Description of the task:
Identify every line in the records below that contains the word "legend", and copy each of those lines.

Structured figure records
-------------------------

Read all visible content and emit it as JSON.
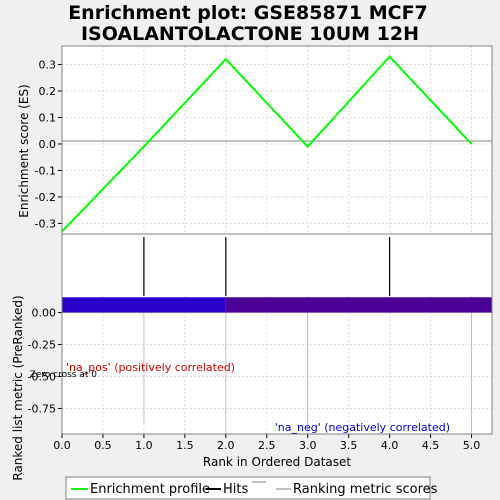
{
  "title_line1": "Enrichment plot: GSE85871 MCF7",
  "title_line2": "ISOALANTOLACTONE 10UM 12H",
  "colors": {
    "es_line": "#00ff00",
    "hits": "#000000",
    "bar_pos": "#2a00cc",
    "bar_neg": "#4a0099",
    "grid": "#dcdcdc",
    "ranking_line": "#c0c0c0"
  },
  "chart_data": [
    {
      "type": "line",
      "name": "enrichment-score-plot",
      "x": [
        0,
        1,
        2,
        3,
        4,
        5
      ],
      "y": [
        -0.33,
        -0.01,
        0.32,
        -0.01,
        0.33,
        0.0
      ],
      "ylabel": "Enrichment score (ES)",
      "ylim": [
        -0.34,
        0.37
      ],
      "yticks": [
        "0.3",
        "0.2",
        "0.1",
        "0.0",
        "-0.1",
        "-0.2",
        "-0.3"
      ],
      "ytick_values": [
        0.3,
        0.2,
        0.1,
        0.0,
        -0.1,
        -0.2,
        -0.3
      ],
      "xlim": [
        0,
        5.25
      ],
      "grid": true
    },
    {
      "type": "bar",
      "name": "hits-strip",
      "hits": [
        1,
        2,
        4
      ]
    },
    {
      "type": "area",
      "name": "ranked-list-metric",
      "ylabel": "Ranked list metric (PreRanked)",
      "xlabel": "Rank in Ordered Dataset",
      "xlim": [
        0,
        5.25
      ],
      "ylim": [
        -0.95,
        0.13
      ],
      "xticks": [
        "0.0",
        "0.5",
        "1.0",
        "1.5",
        "2.0",
        "2.5",
        "3.0",
        "3.5",
        "4.0",
        "4.5",
        "5.0"
      ],
      "xtick_values": [
        0,
        0.5,
        1,
        1.5,
        2,
        2.5,
        3,
        3.5,
        4,
        4.5,
        5
      ],
      "yticks": [
        "0.00",
        "-0.25",
        "-0.50",
        "-0.75"
      ],
      "ytick_values": [
        0,
        -0.25,
        -0.5,
        -0.75
      ],
      "bar_segments": [
        {
          "from": 0,
          "to": 2,
          "value": 0.12,
          "color_key": "bar_pos"
        },
        {
          "from": 2,
          "to": 5.25,
          "value": 0.12,
          "color_key": "bar_neg"
        }
      ],
      "ranking_lines": [
        1,
        2,
        3,
        5
      ],
      "pos_label": "'na_pos' (positively correlated)",
      "neg_label": "'na_neg' (negatively correlated)",
      "zero_cross_label": "Zero cross at 0",
      "grid": true
    }
  ],
  "legend": {
    "items": [
      {
        "label": "Enrichment profile",
        "color": "#00ff00"
      },
      {
        "label": "Hits",
        "color": "#000000"
      },
      {
        "label": "Ranking metric scores",
        "color": "#c0c0c0"
      }
    ]
  }
}
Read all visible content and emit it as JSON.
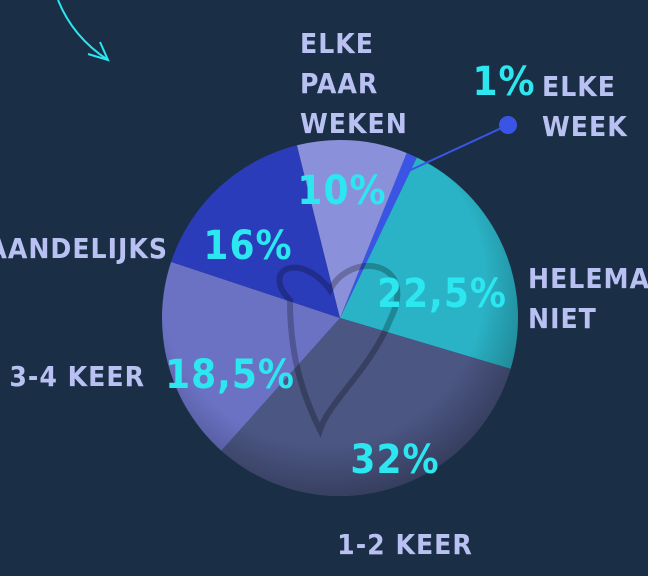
{
  "chart_data": {
    "type": "pie",
    "categories": [
      "ELKE WEEK",
      "HELEMAAL NIET",
      "1-2 KEER",
      "3-4 KEER",
      "MAANDELIJKS",
      "ELKE PAAR WEKEN"
    ],
    "values": [
      1,
      22.5,
      32,
      18.5,
      16,
      10
    ],
    "value_labels": [
      "1%",
      "22,5%",
      "32%",
      "18,5%",
      "16%",
      "10%"
    ],
    "colors": [
      "#3a55e6",
      "#2ab3c6",
      "#4b5683",
      "#6b72c4",
      "#2b3cbb",
      "#8b90da"
    ]
  }
}
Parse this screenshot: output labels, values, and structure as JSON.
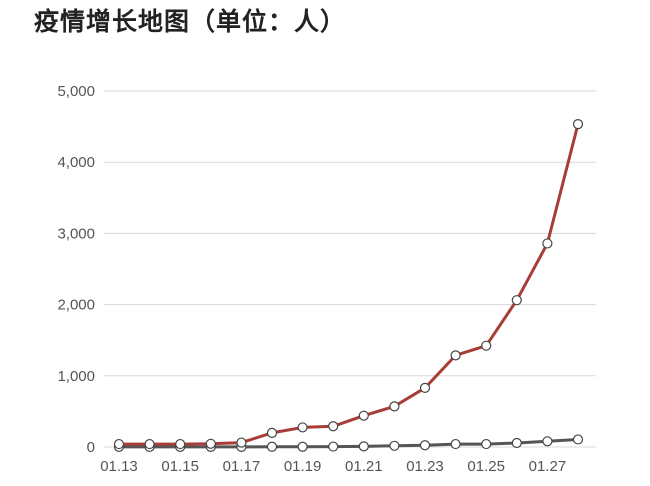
{
  "title": "疫情增长地图（单位：人）",
  "colors": {
    "confirmed": "#a83d37",
    "deaths": "#555555",
    "grid": "#d9d9d9",
    "text": "#555555"
  },
  "chart_data": {
    "type": "line",
    "title": "疫情增长地图（单位：人）",
    "x": [
      "01.13",
      "01.14",
      "01.15",
      "01.16",
      "01.17",
      "01.18",
      "01.19",
      "01.20",
      "01.21",
      "01.22",
      "01.23",
      "01.24",
      "01.25",
      "01.26",
      "01.27",
      "01.28"
    ],
    "x_tick_labels": [
      "01.13",
      "01.15",
      "01.17",
      "01.19",
      "01.21",
      "01.23",
      "01.25",
      "01.27"
    ],
    "y_tick_labels": [
      "0",
      "1,000",
      "2,000",
      "3,000",
      "4,000",
      "5,000"
    ],
    "ylim": [
      0,
      5000
    ],
    "grid": true,
    "legend": "none",
    "series": [
      {
        "values": [
          41,
          41,
          41,
          45,
          62,
          198,
          275,
          291,
          440,
          571,
          830,
          1287,
          1423,
          2062,
          2859,
          4535
        ]
      },
      {
        "values": [
          1,
          1,
          2,
          2,
          2,
          3,
          4,
          6,
          9,
          17,
          25,
          41,
          41,
          56,
          80,
          106
        ]
      }
    ]
  }
}
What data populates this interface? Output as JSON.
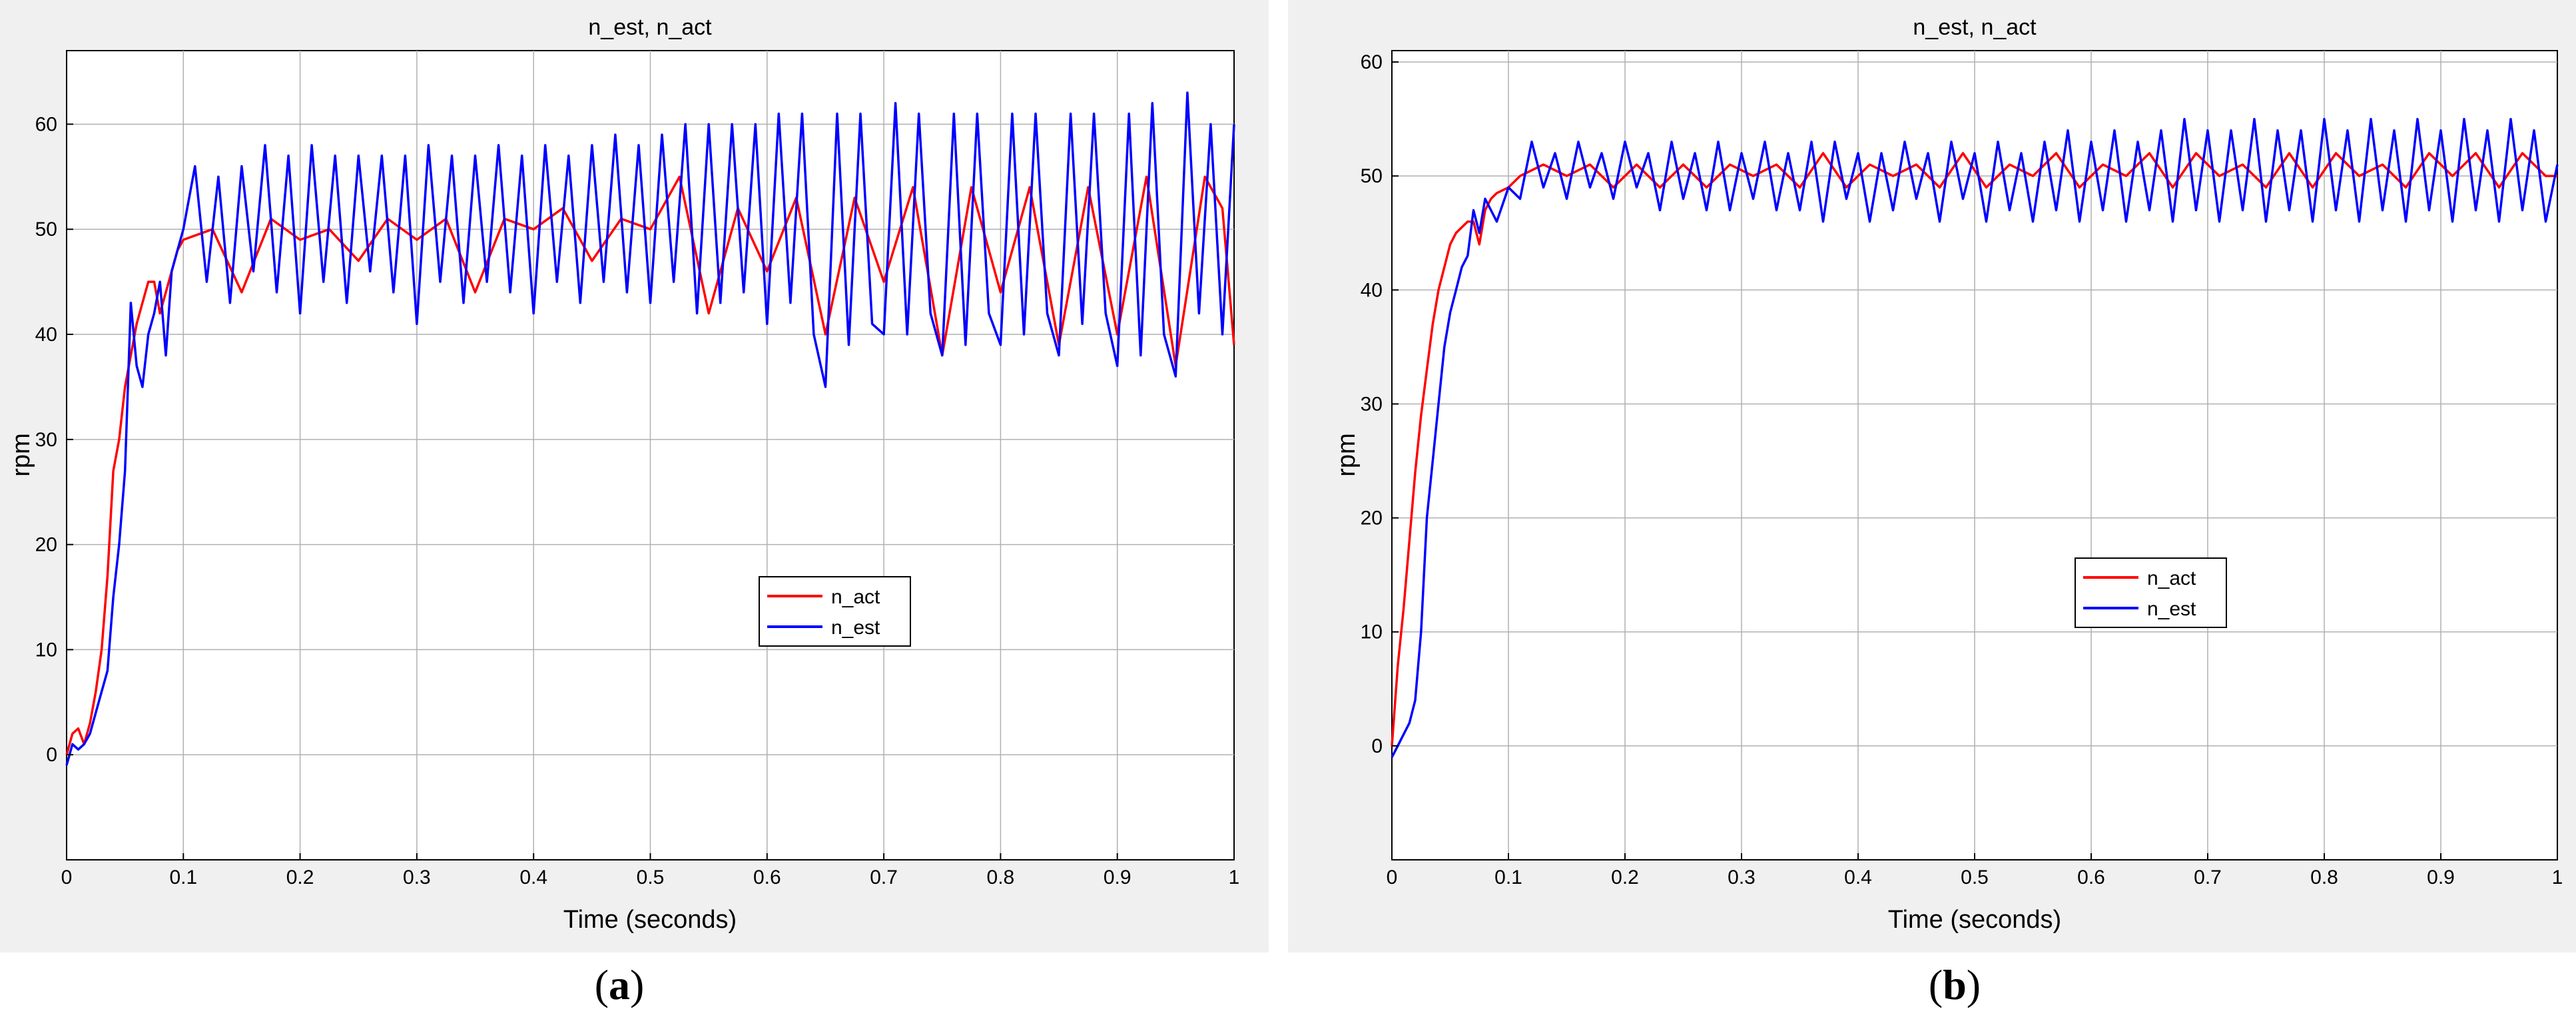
{
  "chart_data": [
    {
      "type": "line",
      "panel_label": "a",
      "title": "n_est, n_act",
      "xlabel": "Time (seconds)",
      "ylabel": "rpm",
      "xlim": [
        0,
        1
      ],
      "ylim": [
        -10,
        67
      ],
      "xticks": [
        "0",
        "0.1",
        "0.2",
        "0.3",
        "0.4",
        "0.5",
        "0.6",
        "0.7",
        "0.8",
        "0.9",
        "1"
      ],
      "yticks": [
        "0",
        "10",
        "20",
        "30",
        "40",
        "50",
        "60"
      ],
      "grid": true,
      "legend": "center-right",
      "colors": {
        "n_act": "#ff0000",
        "n_est": "#0000ff"
      },
      "series": [
        {
          "name": "n_act",
          "x": [
            0.0,
            0.005,
            0.01,
            0.015,
            0.02,
            0.025,
            0.03,
            0.035,
            0.04,
            0.045,
            0.05,
            0.055,
            0.06,
            0.065,
            0.07,
            0.075,
            0.08,
            0.085,
            0.09,
            0.095,
            0.1,
            0.125,
            0.15,
            0.175,
            0.2,
            0.225,
            0.25,
            0.275,
            0.3,
            0.325,
            0.35,
            0.375,
            0.4,
            0.425,
            0.45,
            0.475,
            0.5,
            0.525,
            0.55,
            0.575,
            0.6,
            0.625,
            0.65,
            0.675,
            0.7,
            0.725,
            0.75,
            0.775,
            0.8,
            0.825,
            0.85,
            0.875,
            0.9,
            0.925,
            0.95,
            0.975,
            0.99,
            1.0
          ],
          "y": [
            0,
            2,
            2.5,
            1,
            3,
            6,
            10,
            17,
            27,
            30,
            35,
            38,
            41,
            43,
            45,
            45,
            42,
            44,
            46,
            48,
            49,
            50,
            44,
            51,
            49,
            50,
            47,
            51,
            49,
            51,
            44,
            51,
            50,
            52,
            47,
            51,
            50,
            55,
            42,
            52,
            46,
            53,
            40,
            53,
            45,
            54,
            38,
            54,
            44,
            54,
            39,
            54,
            40,
            55,
            37,
            55,
            52,
            39
          ]
        },
        {
          "name": "n_est",
          "x": [
            0.0,
            0.005,
            0.01,
            0.015,
            0.02,
            0.025,
            0.03,
            0.035,
            0.04,
            0.045,
            0.05,
            0.055,
            0.06,
            0.065,
            0.07,
            0.075,
            0.08,
            0.085,
            0.09,
            0.095,
            0.1,
            0.11,
            0.12,
            0.13,
            0.14,
            0.15,
            0.16,
            0.17,
            0.18,
            0.19,
            0.2,
            0.21,
            0.22,
            0.23,
            0.24,
            0.25,
            0.26,
            0.27,
            0.28,
            0.29,
            0.3,
            0.31,
            0.32,
            0.33,
            0.34,
            0.35,
            0.36,
            0.37,
            0.38,
            0.39,
            0.4,
            0.41,
            0.42,
            0.43,
            0.44,
            0.45,
            0.46,
            0.47,
            0.48,
            0.49,
            0.5,
            0.51,
            0.52,
            0.53,
            0.54,
            0.55,
            0.56,
            0.57,
            0.58,
            0.59,
            0.6,
            0.61,
            0.62,
            0.63,
            0.64,
            0.65,
            0.66,
            0.67,
            0.68,
            0.69,
            0.7,
            0.71,
            0.72,
            0.73,
            0.74,
            0.75,
            0.76,
            0.77,
            0.78,
            0.79,
            0.8,
            0.81,
            0.82,
            0.83,
            0.84,
            0.85,
            0.86,
            0.87,
            0.88,
            0.89,
            0.9,
            0.91,
            0.92,
            0.93,
            0.94,
            0.95,
            0.96,
            0.97,
            0.98,
            0.99,
            1.0
          ],
          "y": [
            -1,
            1,
            0.5,
            1,
            2,
            4,
            6,
            8,
            15,
            20,
            27,
            43,
            37,
            35,
            40,
            42,
            45,
            38,
            46,
            48,
            50,
            56,
            45,
            55,
            43,
            56,
            46,
            58,
            44,
            57,
            42,
            58,
            45,
            57,
            43,
            57,
            46,
            57,
            44,
            57,
            41,
            58,
            45,
            57,
            43,
            57,
            45,
            58,
            44,
            57,
            42,
            58,
            45,
            57,
            43,
            58,
            45,
            59,
            44,
            58,
            43,
            59,
            45,
            60,
            42,
            60,
            43,
            60,
            44,
            60,
            41,
            61,
            43,
            61,
            40,
            35,
            61,
            39,
            61,
            41,
            40,
            62,
            40,
            61,
            42,
            38,
            61,
            39,
            61,
            42,
            39,
            61,
            40,
            61,
            42,
            38,
            61,
            41,
            61,
            42,
            37,
            61,
            38,
            62,
            40,
            36,
            63,
            42,
            60,
            40,
            60
          ]
        }
      ]
    },
    {
      "type": "line",
      "panel_label": "b",
      "title": "n_est, n_act",
      "xlabel": "Time (seconds)",
      "ylabel": "rpm",
      "xlim": [
        0,
        1
      ],
      "ylim": [
        -10,
        61
      ],
      "xticks": [
        "0",
        "0.1",
        "0.2",
        "0.3",
        "0.4",
        "0.5",
        "0.6",
        "0.7",
        "0.8",
        "0.9",
        "1"
      ],
      "yticks": [
        "0",
        "10",
        "20",
        "30",
        "40",
        "50",
        "60"
      ],
      "grid": true,
      "legend": "center-right",
      "colors": {
        "n_act": "#ff0000",
        "n_est": "#0000ff"
      },
      "series": [
        {
          "name": "n_act",
          "x": [
            0.0,
            0.005,
            0.01,
            0.015,
            0.02,
            0.025,
            0.03,
            0.035,
            0.04,
            0.045,
            0.05,
            0.055,
            0.06,
            0.065,
            0.07,
            0.075,
            0.08,
            0.085,
            0.09,
            0.1,
            0.11,
            0.13,
            0.15,
            0.17,
            0.19,
            0.21,
            0.23,
            0.25,
            0.27,
            0.29,
            0.31,
            0.33,
            0.35,
            0.37,
            0.39,
            0.41,
            0.43,
            0.45,
            0.47,
            0.49,
            0.51,
            0.53,
            0.55,
            0.57,
            0.59,
            0.61,
            0.63,
            0.65,
            0.67,
            0.69,
            0.71,
            0.73,
            0.75,
            0.77,
            0.79,
            0.81,
            0.83,
            0.85,
            0.87,
            0.89,
            0.91,
            0.93,
            0.95,
            0.97,
            0.99,
            1.0
          ],
          "y": [
            0,
            7,
            12,
            18,
            24,
            29,
            33,
            37,
            40,
            42,
            44,
            45,
            45.5,
            46,
            46,
            44,
            47,
            48,
            48.5,
            49,
            50,
            51,
            50,
            51,
            49,
            51,
            49,
            51,
            49,
            51,
            50,
            51,
            49,
            52,
            49,
            51,
            50,
            51,
            49,
            52,
            49,
            51,
            50,
            52,
            49,
            51,
            50,
            52,
            49,
            52,
            50,
            51,
            49,
            52,
            49,
            52,
            50,
            51,
            49,
            52,
            50,
            52,
            49,
            52,
            50,
            50
          ]
        },
        {
          "name": "n_est",
          "x": [
            0.0,
            0.005,
            0.01,
            0.015,
            0.02,
            0.025,
            0.03,
            0.035,
            0.04,
            0.045,
            0.05,
            0.055,
            0.06,
            0.065,
            0.07,
            0.075,
            0.08,
            0.09,
            0.1,
            0.11,
            0.12,
            0.13,
            0.14,
            0.15,
            0.16,
            0.17,
            0.18,
            0.19,
            0.2,
            0.21,
            0.22,
            0.23,
            0.24,
            0.25,
            0.26,
            0.27,
            0.28,
            0.29,
            0.3,
            0.31,
            0.32,
            0.33,
            0.34,
            0.35,
            0.36,
            0.37,
            0.38,
            0.39,
            0.4,
            0.41,
            0.42,
            0.43,
            0.44,
            0.45,
            0.46,
            0.47,
            0.48,
            0.49,
            0.5,
            0.51,
            0.52,
            0.53,
            0.54,
            0.55,
            0.56,
            0.57,
            0.58,
            0.59,
            0.6,
            0.61,
            0.62,
            0.63,
            0.64,
            0.65,
            0.66,
            0.67,
            0.68,
            0.69,
            0.7,
            0.71,
            0.72,
            0.73,
            0.74,
            0.75,
            0.76,
            0.77,
            0.78,
            0.79,
            0.8,
            0.81,
            0.82,
            0.83,
            0.84,
            0.85,
            0.86,
            0.87,
            0.88,
            0.89,
            0.9,
            0.91,
            0.92,
            0.93,
            0.94,
            0.95,
            0.96,
            0.97,
            0.98,
            0.99,
            1.0
          ],
          "y": [
            -1,
            0,
            1,
            2,
            4,
            10,
            20,
            25,
            30,
            35,
            38,
            40,
            42,
            43,
            47,
            45,
            48,
            46,
            49,
            48,
            53,
            49,
            52,
            48,
            53,
            49,
            52,
            48,
            53,
            49,
            52,
            47,
            53,
            48,
            52,
            47,
            53,
            47,
            52,
            48,
            53,
            47,
            52,
            47,
            53,
            46,
            53,
            48,
            52,
            46,
            52,
            47,
            53,
            48,
            52,
            46,
            53,
            48,
            52,
            46,
            53,
            47,
            52,
            46,
            53,
            47,
            54,
            46,
            53,
            47,
            54,
            46,
            53,
            47,
            54,
            46,
            55,
            47,
            54,
            46,
            54,
            47,
            55,
            46,
            54,
            47,
            54,
            46,
            55,
            47,
            54,
            46,
            55,
            47,
            54,
            46,
            55,
            47,
            54,
            46,
            55,
            47,
            54,
            46,
            55,
            47,
            54,
            46,
            51
          ]
        }
      ]
    }
  ]
}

-------------------------

Result for this task:
  "legend": {
    "legend": "none",
      "legend": "center-right",
      "legend": "center-right",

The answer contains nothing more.